__SUPPLIED INFORMATION__:
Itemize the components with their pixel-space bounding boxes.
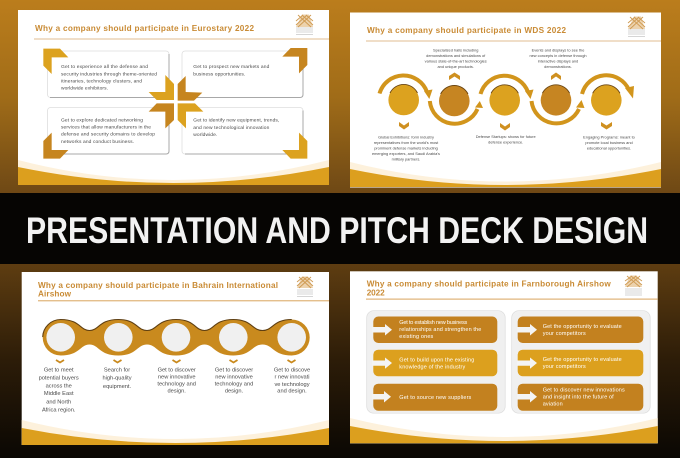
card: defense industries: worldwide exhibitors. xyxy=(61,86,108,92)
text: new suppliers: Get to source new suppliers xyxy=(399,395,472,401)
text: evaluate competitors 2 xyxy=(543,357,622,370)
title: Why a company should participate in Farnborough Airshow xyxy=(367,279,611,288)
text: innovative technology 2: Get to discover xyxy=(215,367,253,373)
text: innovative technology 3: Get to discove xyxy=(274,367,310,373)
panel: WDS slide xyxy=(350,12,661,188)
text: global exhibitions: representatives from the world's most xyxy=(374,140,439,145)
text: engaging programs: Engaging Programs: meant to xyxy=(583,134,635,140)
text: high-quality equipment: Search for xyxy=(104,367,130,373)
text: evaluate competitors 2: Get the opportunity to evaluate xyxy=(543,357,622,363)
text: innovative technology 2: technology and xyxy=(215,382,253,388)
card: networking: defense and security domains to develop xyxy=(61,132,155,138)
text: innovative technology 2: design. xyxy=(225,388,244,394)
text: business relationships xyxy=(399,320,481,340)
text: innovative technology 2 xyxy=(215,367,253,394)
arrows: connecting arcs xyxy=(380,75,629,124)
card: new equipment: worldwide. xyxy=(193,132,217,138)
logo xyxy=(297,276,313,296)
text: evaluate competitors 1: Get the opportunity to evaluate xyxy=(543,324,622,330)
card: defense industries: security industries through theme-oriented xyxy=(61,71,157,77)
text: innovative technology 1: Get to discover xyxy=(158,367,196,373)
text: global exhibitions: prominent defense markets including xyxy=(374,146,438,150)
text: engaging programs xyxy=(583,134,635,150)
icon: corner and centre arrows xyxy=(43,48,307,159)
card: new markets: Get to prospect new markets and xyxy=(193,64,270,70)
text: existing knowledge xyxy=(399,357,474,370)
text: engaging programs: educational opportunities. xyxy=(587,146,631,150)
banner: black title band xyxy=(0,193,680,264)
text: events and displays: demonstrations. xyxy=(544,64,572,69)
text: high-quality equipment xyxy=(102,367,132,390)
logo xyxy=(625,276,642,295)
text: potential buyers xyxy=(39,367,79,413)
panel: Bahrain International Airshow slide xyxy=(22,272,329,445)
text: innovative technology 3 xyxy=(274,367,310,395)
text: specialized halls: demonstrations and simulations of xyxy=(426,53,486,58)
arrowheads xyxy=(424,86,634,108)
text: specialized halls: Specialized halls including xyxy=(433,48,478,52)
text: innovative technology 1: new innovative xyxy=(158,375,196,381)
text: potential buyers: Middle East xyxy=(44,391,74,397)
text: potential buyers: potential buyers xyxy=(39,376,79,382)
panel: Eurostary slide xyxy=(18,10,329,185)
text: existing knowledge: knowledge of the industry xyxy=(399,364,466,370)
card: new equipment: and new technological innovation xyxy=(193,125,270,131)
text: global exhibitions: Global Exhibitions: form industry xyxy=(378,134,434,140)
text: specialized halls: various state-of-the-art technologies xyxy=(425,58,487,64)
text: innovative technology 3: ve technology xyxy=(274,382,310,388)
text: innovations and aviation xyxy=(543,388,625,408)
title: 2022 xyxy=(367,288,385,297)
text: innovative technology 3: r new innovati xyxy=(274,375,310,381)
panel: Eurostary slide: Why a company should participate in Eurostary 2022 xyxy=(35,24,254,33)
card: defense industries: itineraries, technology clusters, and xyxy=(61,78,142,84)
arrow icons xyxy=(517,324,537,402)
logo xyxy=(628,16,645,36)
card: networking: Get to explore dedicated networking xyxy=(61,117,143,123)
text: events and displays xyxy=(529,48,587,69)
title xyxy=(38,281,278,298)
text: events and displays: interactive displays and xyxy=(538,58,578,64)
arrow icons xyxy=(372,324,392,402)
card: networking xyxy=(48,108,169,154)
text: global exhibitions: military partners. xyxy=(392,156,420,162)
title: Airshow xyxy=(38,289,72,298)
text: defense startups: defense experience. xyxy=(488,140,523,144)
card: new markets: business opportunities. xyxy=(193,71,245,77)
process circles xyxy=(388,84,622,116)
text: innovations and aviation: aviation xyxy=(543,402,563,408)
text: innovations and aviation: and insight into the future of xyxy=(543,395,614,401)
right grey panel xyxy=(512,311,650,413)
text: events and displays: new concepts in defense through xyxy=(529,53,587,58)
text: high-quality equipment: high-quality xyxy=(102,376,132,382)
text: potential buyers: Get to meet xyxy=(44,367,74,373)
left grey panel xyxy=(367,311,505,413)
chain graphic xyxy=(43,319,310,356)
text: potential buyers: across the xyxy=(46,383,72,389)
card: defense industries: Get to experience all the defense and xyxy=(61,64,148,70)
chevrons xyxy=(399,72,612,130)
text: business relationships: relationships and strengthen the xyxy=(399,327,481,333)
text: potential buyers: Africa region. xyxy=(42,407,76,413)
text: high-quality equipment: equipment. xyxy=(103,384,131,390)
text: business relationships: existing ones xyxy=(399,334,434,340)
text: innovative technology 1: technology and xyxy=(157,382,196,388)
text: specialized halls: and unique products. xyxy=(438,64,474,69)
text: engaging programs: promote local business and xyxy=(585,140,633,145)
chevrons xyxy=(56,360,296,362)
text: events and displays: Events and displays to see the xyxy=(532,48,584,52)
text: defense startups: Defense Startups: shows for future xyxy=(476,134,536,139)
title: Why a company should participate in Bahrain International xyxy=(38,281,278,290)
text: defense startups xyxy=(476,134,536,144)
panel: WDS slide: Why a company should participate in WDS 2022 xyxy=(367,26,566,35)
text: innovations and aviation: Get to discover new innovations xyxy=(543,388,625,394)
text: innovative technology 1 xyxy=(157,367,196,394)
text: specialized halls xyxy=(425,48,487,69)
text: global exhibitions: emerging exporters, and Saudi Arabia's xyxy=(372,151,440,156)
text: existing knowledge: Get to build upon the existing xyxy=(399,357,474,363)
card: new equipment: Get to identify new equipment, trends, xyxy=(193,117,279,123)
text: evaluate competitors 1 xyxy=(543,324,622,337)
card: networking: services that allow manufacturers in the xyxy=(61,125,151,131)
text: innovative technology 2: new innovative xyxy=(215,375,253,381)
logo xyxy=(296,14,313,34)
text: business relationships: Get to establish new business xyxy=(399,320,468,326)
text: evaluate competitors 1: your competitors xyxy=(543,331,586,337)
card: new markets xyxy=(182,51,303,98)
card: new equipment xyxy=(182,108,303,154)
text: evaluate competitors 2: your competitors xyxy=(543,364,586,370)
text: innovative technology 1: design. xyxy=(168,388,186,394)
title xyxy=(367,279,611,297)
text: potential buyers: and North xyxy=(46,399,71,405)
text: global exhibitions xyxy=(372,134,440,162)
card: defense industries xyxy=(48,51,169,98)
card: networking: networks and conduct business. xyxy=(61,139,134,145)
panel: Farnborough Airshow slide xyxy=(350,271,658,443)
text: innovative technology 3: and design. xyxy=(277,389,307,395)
==
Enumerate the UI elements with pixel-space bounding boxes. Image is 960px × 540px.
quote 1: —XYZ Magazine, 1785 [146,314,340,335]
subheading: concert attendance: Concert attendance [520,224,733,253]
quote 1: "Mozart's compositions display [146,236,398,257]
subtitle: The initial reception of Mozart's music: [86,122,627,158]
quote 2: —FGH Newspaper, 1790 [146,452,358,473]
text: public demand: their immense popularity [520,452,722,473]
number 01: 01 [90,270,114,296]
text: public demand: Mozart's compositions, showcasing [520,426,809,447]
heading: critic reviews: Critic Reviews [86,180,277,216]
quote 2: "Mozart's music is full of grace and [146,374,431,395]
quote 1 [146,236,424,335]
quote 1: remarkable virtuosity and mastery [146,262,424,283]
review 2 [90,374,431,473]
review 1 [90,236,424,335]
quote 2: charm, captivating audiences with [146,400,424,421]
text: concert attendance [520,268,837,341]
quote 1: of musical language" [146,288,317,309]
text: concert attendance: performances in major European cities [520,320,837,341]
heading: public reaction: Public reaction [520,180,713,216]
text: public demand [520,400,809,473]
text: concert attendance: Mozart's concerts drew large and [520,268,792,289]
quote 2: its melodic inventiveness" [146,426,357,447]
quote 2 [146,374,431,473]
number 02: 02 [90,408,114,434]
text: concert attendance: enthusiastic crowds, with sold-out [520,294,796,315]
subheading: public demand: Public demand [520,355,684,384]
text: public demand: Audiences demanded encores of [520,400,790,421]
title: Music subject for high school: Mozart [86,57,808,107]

__DIRECTIONS FOR THIS TASK__:
Please reproduce the records verbatim, from the line with "Enumerate the UI" up to and including the line with "text: public demand [520,400,809,473]".

__EXERCISE OUTPUT__:
Enumerate the UI elements with pixel-space bounding boxes. Image is 960px × 540px.
quote 1: —XYZ Magazine, 1785 [146,314,340,335]
subheading: concert attendance: Concert attendance [520,224,733,253]
quote 1: "Mozart's compositions display [146,236,398,257]
subtitle: The initial reception of Mozart's music: [86,122,627,158]
quote 2: —FGH Newspaper, 1790 [146,452,358,473]
text: public demand: their immense popularity [520,452,722,473]
number 01: 01 [90,270,114,296]
text: public demand: Mozart's compositions, showcasing [520,426,809,447]
heading: critic reviews: Critic Reviews [86,180,277,216]
quote 2: "Mozart's music is full of grace and [146,374,431,395]
quote 1 [146,236,424,335]
quote 1: remarkable virtuosity and mastery [146,262,424,283]
review 2 [90,374,431,473]
review 1 [90,236,424,335]
quote 2: charm, captivating audiences with [146,400,424,421]
text: concert attendance [520,268,837,341]
quote 1: of musical language" [146,288,317,309]
text: concert attendance: performances in major European cities [520,320,837,341]
heading: public reaction: Public reaction [520,180,713,216]
text: public demand [520,400,809,473]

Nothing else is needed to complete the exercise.